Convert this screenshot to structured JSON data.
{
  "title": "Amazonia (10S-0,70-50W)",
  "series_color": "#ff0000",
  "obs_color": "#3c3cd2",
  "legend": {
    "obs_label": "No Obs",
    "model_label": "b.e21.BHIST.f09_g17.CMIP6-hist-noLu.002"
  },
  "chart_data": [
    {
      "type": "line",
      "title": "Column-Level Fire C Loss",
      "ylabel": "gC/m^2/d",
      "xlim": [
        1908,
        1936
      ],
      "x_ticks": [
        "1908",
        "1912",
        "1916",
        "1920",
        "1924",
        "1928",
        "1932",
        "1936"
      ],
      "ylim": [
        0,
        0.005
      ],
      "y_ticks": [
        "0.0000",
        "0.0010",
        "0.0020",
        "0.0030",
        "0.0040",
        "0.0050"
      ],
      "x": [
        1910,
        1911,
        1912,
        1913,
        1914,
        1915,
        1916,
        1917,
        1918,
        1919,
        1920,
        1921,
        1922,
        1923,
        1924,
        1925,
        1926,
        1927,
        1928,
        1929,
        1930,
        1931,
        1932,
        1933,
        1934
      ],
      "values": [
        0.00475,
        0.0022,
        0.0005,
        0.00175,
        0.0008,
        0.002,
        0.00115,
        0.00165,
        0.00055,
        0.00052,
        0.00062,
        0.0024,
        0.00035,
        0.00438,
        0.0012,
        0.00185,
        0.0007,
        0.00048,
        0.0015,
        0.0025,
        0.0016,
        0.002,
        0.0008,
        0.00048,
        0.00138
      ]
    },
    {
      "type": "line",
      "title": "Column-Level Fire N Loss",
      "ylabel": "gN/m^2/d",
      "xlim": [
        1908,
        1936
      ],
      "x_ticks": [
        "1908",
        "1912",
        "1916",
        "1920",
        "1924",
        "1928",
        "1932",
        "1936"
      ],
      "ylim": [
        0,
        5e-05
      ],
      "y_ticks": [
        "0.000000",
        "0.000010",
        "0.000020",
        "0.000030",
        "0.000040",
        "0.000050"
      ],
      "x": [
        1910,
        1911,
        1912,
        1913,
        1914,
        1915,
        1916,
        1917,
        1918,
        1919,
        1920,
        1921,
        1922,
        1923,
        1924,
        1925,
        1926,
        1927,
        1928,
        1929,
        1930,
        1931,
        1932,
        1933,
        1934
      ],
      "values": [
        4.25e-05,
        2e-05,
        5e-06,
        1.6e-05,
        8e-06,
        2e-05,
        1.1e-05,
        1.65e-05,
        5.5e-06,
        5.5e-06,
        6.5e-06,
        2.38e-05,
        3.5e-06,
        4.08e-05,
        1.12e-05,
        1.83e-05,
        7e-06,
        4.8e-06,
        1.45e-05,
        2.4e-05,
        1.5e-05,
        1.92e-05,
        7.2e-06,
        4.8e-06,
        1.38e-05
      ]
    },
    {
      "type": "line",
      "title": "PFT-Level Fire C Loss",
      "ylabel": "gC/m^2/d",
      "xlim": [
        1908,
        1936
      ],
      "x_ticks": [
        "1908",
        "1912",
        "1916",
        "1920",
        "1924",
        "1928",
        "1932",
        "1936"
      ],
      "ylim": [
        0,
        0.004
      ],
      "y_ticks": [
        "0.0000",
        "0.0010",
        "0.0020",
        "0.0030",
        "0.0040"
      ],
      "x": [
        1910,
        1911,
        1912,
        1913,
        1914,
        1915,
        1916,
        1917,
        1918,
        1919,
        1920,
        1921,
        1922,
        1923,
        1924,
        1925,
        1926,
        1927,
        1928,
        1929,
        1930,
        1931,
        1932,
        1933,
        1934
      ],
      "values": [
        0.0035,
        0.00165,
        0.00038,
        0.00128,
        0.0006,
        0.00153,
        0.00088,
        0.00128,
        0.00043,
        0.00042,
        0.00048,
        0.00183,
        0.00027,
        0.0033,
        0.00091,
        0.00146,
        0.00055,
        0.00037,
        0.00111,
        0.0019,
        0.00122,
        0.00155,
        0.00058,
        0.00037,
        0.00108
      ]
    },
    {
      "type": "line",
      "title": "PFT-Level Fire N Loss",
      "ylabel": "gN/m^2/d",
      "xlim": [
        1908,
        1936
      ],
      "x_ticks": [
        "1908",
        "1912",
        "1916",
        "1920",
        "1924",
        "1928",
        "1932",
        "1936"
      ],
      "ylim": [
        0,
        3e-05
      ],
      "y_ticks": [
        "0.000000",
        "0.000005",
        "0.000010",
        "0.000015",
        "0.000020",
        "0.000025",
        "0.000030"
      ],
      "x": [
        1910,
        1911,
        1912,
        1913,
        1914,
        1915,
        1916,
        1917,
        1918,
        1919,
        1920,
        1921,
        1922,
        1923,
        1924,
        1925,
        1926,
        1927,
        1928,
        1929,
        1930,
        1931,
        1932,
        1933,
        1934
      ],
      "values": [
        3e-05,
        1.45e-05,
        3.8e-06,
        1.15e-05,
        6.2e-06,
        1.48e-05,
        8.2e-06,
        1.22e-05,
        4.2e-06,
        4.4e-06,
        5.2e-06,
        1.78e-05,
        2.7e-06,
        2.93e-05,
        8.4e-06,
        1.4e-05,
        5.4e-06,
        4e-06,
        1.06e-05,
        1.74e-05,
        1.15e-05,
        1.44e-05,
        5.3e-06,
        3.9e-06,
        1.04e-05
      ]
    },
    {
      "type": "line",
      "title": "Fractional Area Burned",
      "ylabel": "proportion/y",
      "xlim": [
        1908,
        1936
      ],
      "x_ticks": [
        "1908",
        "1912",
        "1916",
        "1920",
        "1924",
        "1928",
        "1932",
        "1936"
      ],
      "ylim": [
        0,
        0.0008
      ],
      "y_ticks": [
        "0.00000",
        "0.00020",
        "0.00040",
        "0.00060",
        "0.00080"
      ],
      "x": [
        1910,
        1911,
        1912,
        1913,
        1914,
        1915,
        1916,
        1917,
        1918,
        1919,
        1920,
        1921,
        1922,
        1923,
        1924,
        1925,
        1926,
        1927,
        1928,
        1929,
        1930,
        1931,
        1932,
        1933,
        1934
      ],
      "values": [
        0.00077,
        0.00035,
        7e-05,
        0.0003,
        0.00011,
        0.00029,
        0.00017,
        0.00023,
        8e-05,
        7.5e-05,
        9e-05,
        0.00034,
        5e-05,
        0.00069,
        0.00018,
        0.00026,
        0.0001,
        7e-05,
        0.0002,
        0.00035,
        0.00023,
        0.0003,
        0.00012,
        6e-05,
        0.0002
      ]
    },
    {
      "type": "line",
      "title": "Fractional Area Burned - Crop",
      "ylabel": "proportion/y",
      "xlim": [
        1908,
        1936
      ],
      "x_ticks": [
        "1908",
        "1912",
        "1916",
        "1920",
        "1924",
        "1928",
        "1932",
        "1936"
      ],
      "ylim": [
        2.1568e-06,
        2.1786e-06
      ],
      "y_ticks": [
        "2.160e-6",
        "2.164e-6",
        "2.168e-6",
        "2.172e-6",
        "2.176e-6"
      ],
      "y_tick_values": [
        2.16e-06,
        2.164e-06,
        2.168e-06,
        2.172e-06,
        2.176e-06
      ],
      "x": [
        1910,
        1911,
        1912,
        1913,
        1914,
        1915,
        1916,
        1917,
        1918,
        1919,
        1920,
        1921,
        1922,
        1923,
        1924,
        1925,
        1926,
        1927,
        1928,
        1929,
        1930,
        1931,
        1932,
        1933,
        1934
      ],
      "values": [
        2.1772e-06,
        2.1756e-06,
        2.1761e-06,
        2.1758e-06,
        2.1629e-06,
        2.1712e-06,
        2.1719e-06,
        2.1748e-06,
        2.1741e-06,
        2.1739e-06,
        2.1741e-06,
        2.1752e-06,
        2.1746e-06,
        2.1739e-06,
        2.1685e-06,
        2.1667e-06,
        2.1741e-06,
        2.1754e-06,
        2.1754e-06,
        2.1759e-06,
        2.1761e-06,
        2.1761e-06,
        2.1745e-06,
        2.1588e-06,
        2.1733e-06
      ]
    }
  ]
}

---*---

- Task
Report only how many lines in the records contain the word "Level".

- Answer to this task
4